- **WRITTEN TASK**
Pull out every line below that holds the word "Hewlett".

- **GIVEN RECORDS**
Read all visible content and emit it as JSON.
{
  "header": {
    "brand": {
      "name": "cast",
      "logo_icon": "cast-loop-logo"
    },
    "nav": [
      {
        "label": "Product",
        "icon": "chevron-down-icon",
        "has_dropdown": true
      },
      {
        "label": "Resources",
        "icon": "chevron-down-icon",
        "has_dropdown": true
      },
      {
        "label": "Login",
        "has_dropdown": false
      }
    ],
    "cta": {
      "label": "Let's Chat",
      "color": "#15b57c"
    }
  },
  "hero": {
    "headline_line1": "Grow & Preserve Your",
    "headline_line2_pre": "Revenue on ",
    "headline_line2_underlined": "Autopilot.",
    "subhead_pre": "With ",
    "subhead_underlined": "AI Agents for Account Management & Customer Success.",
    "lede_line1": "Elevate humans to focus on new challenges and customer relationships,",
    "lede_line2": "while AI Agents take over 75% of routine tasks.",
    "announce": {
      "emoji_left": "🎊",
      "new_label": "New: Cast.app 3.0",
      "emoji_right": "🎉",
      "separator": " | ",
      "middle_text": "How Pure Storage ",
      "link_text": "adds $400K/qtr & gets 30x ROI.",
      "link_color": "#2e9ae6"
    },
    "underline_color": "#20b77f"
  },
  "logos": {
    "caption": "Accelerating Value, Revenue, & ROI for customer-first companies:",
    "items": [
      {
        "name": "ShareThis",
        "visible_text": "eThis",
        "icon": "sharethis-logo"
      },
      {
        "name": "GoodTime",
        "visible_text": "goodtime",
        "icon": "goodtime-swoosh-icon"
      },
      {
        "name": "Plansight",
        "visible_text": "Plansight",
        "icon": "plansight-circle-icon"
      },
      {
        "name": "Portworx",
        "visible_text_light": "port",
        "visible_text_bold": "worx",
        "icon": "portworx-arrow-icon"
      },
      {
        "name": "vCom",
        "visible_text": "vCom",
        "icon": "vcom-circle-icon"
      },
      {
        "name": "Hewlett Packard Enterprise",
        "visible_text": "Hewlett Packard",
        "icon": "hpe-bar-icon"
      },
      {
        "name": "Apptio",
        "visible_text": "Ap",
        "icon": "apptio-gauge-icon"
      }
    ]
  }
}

- **REPLY**
        "name": "Hewlett Packard Enterprise",
        "visible_text": "Hewlett Packard",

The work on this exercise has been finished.